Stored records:
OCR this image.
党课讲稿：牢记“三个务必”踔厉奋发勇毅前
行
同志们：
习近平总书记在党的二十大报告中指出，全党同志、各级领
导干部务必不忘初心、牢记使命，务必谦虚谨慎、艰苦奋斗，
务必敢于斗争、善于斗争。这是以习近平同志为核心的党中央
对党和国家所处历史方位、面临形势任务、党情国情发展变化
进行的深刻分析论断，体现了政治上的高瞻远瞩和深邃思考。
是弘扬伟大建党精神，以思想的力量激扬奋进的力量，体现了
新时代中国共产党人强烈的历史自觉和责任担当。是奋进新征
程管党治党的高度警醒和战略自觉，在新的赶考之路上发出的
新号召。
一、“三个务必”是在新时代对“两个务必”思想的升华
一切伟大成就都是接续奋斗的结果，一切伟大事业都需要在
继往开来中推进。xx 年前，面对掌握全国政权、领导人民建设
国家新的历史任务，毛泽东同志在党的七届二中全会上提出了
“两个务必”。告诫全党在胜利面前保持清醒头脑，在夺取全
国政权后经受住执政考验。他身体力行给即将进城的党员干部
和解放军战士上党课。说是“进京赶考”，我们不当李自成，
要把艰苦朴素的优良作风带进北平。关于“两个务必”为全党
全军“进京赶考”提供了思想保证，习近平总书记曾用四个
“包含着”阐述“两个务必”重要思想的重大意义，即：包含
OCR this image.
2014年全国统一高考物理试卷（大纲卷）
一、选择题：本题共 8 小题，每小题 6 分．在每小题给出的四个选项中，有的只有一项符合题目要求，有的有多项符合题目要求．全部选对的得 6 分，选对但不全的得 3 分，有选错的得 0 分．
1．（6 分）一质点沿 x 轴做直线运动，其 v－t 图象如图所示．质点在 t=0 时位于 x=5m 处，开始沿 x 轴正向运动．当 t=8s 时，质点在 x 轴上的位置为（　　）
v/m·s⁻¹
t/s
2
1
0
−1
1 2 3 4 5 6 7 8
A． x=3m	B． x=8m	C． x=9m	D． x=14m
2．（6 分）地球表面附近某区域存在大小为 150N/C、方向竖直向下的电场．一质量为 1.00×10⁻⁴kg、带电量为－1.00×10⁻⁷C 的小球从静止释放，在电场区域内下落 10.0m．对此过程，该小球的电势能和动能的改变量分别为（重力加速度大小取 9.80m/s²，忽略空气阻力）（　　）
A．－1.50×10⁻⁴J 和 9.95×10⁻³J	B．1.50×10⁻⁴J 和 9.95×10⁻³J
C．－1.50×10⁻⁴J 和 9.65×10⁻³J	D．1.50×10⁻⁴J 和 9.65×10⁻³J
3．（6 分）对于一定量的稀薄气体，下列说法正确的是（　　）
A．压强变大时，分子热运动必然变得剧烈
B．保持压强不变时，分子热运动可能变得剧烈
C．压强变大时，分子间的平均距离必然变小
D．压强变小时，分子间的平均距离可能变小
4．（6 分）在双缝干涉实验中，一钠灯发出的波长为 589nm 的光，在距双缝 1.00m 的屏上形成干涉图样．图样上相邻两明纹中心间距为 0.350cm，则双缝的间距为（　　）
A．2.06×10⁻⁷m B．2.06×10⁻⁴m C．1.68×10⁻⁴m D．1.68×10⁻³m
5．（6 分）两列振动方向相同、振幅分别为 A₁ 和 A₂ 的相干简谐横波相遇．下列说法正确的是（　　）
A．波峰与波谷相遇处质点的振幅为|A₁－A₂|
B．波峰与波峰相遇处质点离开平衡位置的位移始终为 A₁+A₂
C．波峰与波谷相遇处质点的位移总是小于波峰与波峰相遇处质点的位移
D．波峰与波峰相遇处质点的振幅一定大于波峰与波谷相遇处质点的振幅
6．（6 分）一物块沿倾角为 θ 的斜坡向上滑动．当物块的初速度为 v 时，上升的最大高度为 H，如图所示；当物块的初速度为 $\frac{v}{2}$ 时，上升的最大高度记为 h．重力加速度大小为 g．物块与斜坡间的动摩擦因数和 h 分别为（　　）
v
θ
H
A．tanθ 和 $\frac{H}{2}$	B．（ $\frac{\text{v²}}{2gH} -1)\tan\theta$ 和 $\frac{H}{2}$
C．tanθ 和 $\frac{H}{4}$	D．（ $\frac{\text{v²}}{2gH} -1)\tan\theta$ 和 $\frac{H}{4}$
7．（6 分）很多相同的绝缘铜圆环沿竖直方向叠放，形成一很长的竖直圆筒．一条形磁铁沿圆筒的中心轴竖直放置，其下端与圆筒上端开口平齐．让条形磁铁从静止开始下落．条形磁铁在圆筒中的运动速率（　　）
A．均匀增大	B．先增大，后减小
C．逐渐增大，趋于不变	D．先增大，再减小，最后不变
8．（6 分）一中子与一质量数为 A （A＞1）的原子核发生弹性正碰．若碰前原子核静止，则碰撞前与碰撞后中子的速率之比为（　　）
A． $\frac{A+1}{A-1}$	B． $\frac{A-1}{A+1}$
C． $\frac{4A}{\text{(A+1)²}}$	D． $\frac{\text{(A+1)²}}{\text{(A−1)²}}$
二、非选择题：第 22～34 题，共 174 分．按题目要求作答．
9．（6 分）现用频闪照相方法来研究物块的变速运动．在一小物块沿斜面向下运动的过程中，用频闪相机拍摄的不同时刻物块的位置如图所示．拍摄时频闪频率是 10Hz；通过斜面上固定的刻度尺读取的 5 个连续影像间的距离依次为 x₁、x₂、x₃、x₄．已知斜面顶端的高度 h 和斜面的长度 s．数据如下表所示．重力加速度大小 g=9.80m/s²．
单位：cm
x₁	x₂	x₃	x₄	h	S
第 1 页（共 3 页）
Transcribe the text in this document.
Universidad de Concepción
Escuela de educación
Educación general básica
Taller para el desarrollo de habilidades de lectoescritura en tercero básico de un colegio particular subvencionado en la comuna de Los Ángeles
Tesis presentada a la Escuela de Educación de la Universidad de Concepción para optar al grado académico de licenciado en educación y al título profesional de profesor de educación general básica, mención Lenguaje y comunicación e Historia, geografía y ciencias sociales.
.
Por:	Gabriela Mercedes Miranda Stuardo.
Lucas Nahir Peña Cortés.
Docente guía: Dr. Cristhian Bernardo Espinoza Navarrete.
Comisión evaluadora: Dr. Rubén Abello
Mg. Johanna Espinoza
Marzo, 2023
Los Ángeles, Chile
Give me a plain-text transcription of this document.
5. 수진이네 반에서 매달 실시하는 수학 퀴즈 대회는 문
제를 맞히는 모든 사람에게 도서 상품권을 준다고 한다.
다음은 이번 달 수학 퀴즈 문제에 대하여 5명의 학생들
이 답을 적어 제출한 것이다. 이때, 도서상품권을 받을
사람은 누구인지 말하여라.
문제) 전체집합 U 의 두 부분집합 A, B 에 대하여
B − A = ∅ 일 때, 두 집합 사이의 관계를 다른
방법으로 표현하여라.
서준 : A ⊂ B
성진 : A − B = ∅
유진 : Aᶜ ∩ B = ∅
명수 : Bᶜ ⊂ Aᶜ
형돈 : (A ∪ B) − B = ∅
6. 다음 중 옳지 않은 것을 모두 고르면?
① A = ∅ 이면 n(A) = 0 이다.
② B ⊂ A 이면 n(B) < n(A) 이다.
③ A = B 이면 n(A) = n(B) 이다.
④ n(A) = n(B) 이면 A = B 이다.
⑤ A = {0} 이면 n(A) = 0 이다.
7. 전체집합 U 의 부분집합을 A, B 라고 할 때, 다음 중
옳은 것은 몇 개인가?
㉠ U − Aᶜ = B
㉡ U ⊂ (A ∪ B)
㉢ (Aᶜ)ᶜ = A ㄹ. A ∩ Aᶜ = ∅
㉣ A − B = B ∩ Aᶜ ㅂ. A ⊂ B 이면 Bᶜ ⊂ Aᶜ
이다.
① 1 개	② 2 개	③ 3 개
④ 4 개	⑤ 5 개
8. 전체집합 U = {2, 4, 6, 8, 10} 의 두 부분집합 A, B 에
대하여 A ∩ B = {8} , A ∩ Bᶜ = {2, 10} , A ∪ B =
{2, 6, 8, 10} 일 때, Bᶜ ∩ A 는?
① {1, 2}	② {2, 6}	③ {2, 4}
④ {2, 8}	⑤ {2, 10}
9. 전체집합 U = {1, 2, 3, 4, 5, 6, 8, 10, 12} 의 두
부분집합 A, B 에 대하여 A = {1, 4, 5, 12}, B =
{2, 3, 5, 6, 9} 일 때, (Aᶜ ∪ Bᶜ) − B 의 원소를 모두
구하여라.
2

=== GIVEN REQUEST ===
Look through the listing and extract every line with "下列说法正确的是" in it.

=== EXERCISE RESPONSE ===
3．（6 分）对于一定量的稀薄气体，下列说法正确的是（　　）
5．（6 分）两列振动方向相同、振幅分别为 A₁ 和 A₂ 的相干简谐横波相遇．下列说法正确的是（　　）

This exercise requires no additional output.